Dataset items
------------------------------------------------------------------------

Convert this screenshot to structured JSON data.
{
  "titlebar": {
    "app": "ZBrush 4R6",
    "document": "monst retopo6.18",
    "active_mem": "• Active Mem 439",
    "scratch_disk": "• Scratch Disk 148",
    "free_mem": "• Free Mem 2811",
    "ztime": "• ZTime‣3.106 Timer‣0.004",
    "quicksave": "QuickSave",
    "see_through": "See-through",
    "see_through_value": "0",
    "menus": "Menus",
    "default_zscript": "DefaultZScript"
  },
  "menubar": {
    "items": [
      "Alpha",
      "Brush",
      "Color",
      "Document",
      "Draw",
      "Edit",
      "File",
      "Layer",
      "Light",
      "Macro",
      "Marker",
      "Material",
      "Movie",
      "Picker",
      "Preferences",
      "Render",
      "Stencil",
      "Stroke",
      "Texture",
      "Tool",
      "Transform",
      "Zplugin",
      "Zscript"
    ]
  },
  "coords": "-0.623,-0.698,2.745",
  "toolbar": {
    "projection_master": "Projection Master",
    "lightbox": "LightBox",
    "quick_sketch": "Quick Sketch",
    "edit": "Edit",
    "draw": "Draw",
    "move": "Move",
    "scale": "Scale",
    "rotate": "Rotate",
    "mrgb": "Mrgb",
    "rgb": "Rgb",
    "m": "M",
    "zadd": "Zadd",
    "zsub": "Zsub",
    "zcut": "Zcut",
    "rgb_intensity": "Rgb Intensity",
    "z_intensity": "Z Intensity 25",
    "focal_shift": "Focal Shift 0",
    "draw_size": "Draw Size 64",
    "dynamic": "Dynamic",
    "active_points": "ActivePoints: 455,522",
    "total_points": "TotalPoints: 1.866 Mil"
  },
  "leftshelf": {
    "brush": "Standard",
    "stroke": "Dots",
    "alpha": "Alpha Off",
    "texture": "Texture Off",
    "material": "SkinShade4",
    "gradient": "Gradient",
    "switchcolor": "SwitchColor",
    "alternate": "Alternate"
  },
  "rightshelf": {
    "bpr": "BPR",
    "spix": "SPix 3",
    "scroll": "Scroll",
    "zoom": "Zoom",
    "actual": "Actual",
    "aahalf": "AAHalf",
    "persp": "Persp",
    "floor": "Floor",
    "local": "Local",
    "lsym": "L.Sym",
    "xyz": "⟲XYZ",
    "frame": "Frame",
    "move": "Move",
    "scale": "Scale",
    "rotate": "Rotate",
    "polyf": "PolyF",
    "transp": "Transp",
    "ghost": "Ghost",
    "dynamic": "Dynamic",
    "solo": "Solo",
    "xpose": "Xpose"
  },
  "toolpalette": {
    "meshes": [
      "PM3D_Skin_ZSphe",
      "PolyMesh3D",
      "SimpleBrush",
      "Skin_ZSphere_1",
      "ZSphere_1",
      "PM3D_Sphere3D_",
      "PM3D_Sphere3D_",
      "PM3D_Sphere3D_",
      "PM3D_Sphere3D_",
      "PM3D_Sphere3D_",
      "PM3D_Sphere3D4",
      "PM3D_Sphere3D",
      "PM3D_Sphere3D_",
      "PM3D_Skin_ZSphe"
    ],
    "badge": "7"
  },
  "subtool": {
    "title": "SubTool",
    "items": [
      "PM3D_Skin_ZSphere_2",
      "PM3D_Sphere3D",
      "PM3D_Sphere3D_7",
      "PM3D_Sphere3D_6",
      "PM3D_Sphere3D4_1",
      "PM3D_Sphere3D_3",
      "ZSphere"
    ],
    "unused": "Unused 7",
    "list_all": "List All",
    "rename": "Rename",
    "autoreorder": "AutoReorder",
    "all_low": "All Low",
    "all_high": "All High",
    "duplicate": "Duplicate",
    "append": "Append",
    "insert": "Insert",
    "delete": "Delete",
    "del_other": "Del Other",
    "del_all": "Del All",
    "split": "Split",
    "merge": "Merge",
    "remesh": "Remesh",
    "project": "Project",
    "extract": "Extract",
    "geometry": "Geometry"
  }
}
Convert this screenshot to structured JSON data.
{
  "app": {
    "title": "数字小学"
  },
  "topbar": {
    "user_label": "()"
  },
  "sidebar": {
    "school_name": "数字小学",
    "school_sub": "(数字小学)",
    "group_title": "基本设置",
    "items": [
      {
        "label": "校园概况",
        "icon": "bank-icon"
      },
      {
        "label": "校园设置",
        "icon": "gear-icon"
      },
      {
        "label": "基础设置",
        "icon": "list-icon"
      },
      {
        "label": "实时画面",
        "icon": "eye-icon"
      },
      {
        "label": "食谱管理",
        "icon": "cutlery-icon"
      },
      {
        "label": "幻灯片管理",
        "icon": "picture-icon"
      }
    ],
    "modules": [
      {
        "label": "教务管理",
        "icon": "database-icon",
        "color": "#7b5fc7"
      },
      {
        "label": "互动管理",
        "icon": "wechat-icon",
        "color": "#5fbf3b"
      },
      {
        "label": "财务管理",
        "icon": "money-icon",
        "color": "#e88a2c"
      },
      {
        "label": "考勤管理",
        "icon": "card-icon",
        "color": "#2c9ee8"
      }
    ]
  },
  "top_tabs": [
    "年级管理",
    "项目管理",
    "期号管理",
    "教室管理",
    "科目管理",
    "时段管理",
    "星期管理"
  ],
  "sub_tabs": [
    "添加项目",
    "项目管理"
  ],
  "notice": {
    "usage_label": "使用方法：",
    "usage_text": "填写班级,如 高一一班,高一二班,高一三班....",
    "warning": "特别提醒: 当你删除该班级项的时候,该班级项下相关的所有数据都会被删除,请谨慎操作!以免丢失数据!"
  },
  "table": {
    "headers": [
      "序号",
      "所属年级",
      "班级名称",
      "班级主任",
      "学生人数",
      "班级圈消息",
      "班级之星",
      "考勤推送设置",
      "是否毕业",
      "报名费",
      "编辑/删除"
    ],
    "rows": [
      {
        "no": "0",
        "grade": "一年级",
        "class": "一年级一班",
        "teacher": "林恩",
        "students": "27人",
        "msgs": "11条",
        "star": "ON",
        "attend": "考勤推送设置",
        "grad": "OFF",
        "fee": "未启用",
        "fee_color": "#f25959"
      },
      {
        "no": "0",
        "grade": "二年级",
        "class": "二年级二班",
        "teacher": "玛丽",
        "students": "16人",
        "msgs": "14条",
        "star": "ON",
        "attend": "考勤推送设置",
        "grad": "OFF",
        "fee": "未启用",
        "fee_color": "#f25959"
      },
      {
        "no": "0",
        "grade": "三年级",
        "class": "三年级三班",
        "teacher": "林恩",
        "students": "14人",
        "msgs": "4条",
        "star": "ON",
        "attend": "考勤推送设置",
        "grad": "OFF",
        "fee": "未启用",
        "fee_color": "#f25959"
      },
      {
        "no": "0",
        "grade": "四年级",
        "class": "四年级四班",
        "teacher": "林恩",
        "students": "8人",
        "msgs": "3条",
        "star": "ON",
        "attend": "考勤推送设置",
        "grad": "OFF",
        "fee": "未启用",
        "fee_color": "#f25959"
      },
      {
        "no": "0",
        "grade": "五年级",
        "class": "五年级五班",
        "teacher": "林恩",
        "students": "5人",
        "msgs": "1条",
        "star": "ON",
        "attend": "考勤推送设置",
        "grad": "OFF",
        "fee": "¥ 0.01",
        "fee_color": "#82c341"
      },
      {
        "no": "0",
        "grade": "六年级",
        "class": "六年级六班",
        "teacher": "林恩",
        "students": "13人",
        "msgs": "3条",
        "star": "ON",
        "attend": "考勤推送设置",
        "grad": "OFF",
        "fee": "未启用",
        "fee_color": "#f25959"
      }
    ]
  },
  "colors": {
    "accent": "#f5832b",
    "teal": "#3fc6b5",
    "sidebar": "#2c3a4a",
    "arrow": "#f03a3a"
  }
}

------------------------------------------------------------------------

__Stated problem__
Repeat back the data above, exact to the last character.

__In response__
Convert this screenshot to structured JSON data.
{
  "titlebar": {
    "app": "ZBrush 4R6",
    "document": "monst retopo6.18",
    "active_mem": "• Active Mem 439",
    "scratch_disk": "• Scratch Disk 148",
    "free_mem": "• Free Mem 2811",
    "ztime": "• ZTime‣3.106 Timer‣0.004",
    "quicksave": "QuickSave",
    "see_through": "See-through",
    "see_through_value": "0",
    "menus": "Menus",
    "default_zscript": "DefaultZScript"
  },
  "menubar": {
    "items": [
      "Alpha",
      "Brush",
      "Color",
      "Document",
      "Draw",
      "Edit",
      "File",
      "Layer",
      "Light",
      "Macro",
      "Marker",
      "Material",
      "Movie",
      "Picker",
      "Preferences",
      "Render",
      "Stencil",
      "Stroke",
      "Texture",
      "Tool",
      "Transform",
      "Zplugin",
      "Zscript"
    ]
  },
  "coords": "-0.623,-0.698,2.745",
  "toolbar": {
    "projection_master": "Projection Master",
    "lightbox": "LightBox",
    "quick_sketch": "Quick Sketch",
    "edit": "Edit",
    "draw": "Draw",
    "move": "Move",
    "scale": "Scale",
    "rotate": "Rotate",
    "mrgb": "Mrgb",
    "rgb": "Rgb",
    "m": "M",
    "zadd": "Zadd",
    "zsub": "Zsub",
    "zcut": "Zcut",
    "rgb_intensity": "Rgb Intensity",
    "z_intensity": "Z Intensity 25",
    "focal_shift": "Focal Shift 0",
    "draw_size": "Draw Size 64",
    "dynamic": "Dynamic",
    "active_points": "ActivePoints: 455,522",
    "total_points": "TotalPoints: 1.866 Mil"
  },
  "leftshelf": {
    "brush": "Standard",
    "stroke": "Dots",
    "alpha": "Alpha Off",
    "texture": "Texture Off",
    "material": "SkinShade4",
    "gradient": "Gradient",
    "switchcolor": "SwitchColor",
    "alternate": "Alternate"
  },
  "rightshelf": {
    "bpr": "BPR",
    "spix": "SPix 3",
    "scroll": "Scroll",
    "zoom": "Zoom",
    "actual": "Actual",
    "aahalf": "AAHalf",
    "persp": "Persp",
    "floor": "Floor",
    "local": "Local",
    "lsym": "L.Sym",
    "xyz": "⟲XYZ",
    "frame": "Frame",
    "move": "Move",
    "scale": "Scale",
    "rotate": "Rotate",
    "polyf": "PolyF",
    "transp": "Transp",
    "ghost": "Ghost",
    "dynamic": "Dynamic",
    "solo": "Solo",
    "xpose": "Xpose"
  },
  "toolpalette": {
    "meshes": [
      "PM3D_Skin_ZSphe",
      "PolyMesh3D",
      "SimpleBrush",
      "Skin_ZSphere_1",
      "ZSphere_1",
      "PM3D_Sphere3D_",
      "PM3D_Sphere3D_",
      "PM3D_Sphere3D_",
      "PM3D_Sphere3D_",
      "PM3D_Sphere3D_",
      "PM3D_Sphere3D4",
      "PM3D_Sphere3D",
      "PM3D_Sphere3D_",
      "PM3D_Skin_ZSphe"
    ],
    "badge": "7"
  },
  "subtool": {
    "title": "SubTool",
    "items": [
      "PM3D_Skin_ZSphere_2",
      "PM3D_Sphere3D",
      "PM3D_Sphere3D_7",
      "PM3D_Sphere3D_6",
      "PM3D_Sphere3D4_1",
      "PM3D_Sphere3D_3",
      "ZSphere"
    ],
    "unused": "Unused 7",
    "list_all": "List All",
    "rename": "Rename",
    "autoreorder": "AutoReorder",
    "all_low": "All Low",
    "all_high": "All High",
    "duplicate": "Duplicate",
    "append": "Append",
    "insert": "Insert",
    "delete": "Delete",
    "del_other": "Del Other",
    "del_all": "Del All",
    "split": "Split",
    "merge": "Merge",
    "remesh": "Remesh",
    "project": "Project",
    "extract": "Extract",
    "geometry": "Geometry"
  }
}
Convert this screenshot to structured JSON data.
{
  "app": {
    "title": "数字小学"
  },
  "topbar": {
    "user_label": "()"
  },
  "sidebar": {
    "school_name": "数字小学",
    "school_sub": "(数字小学)",
    "group_title": "基本设置",
    "items": [
      {
        "label": "校园概况",
        "icon": "bank-icon"
      },
      {
        "label": "校园设置",
        "icon": "gear-icon"
      },
      {
        "label": "基础设置",
        "icon": "list-icon"
      },
      {
        "label": "实时画面",
        "icon": "eye-icon"
      },
      {
        "label": "食谱管理",
        "icon": "cutlery-icon"
      },
      {
        "label": "幻灯片管理",
        "icon": "picture-icon"
      }
    ],
    "modules": [
      {
        "label": "教务管理",
        "icon": "database-icon",
        "color": "#7b5fc7"
      },
      {
        "label": "互动管理",
        "icon": "wechat-icon",
        "color": "#5fbf3b"
      },
      {
        "label": "财务管理",
        "icon": "money-icon",
        "color": "#e88a2c"
      },
      {
        "label": "考勤管理",
        "icon": "card-icon",
        "color": "#2c9ee8"
      }
    ]
  },
  "top_tabs": [
    "年级管理",
    "项目管理",
    "期号管理",
    "教室管理",
    "科目管理",
    "时段管理",
    "星期管理"
  ],
  "sub_tabs": [
    "添加项目",
    "项目管理"
  ],
  "notice": {
    "usage_label": "使用方法：",
    "usage_text": "填写班级,如 高一一班,高一二班,高一三班....",
    "warning": "特别提醒: 当你删除该班级项的时候,该班级项下相关的所有数据都会被删除,请谨慎操作!以免丢失数据!"
  },
  "table": {
    "headers": [
      "序号",
      "所属年级",
      "班级名称",
      "班级主任",
      "学生人数",
      "班级圈消息",
      "班级之星",
      "考勤推送设置",
      "是否毕业",
      "报名费",
      "编辑/删除"
    ],
    "rows": [
      {
        "no": "0",
        "grade": "一年级",
        "class": "一年级一班",
        "teacher": "林恩",
        "students": "27人",
        "msgs": "11条",
        "star": "ON",
        "attend": "考勤推送设置",
        "grad": "OFF",
        "fee": "未启用",
        "fee_color": "#f25959"
      },
      {
        "no": "0",
        "grade": "二年级",
        "class": "二年级二班",
        "teacher": "玛丽",
        "students": "16人",
        "msgs": "14条",
        "star": "ON",
        "attend": "考勤推送设置",
        "grad": "OFF",
        "fee": "未启用",
        "fee_color": "#f25959"
      },
      {
        "no": "0",
        "grade": "三年级",
        "class": "三年级三班",
        "teacher": "林恩",
        "students": "14人",
        "msgs": "4条",
        "star": "ON",
        "attend": "考勤推送设置",
        "grad": "OFF",
        "fee": "未启用",
        "fee_color": "#f25959"
      },
      {
        "no": "0",
        "grade": "四年级",
        "class": "四年级四班",
        "teacher": "林恩",
        "students": "8人",
        "msgs": "3条",
        "star": "ON",
        "attend": "考勤推送设置",
        "grad": "OFF",
        "fee": "未启用",
        "fee_color": "#f25959"
      },
      {
        "no": "0",
        "grade": "五年级",
        "class": "五年级五班",
        "teacher": "林恩",
        "students": "5人",
        "msgs": "1条",
        "star": "ON",
        "attend": "考勤推送设置",
        "grad": "OFF",
        "fee": "¥ 0.01",
        "fee_color": "#82c341"
      },
      {
        "no": "0",
        "grade": "六年级",
        "class": "六年级六班",
        "teacher": "林恩",
        "students": "13人",
        "msgs": "3条",
        "star": "ON",
        "attend": "考勤推送设置",
        "grad": "OFF",
        "fee": "未启用",
        "fee_color": "#f25959"
      }
    ]
  },
  "colors": {
    "accent": "#f5832b",
    "teal": "#3fc6b5",
    "sidebar": "#2c3a4a",
    "arrow": "#f03a3a"
  }
}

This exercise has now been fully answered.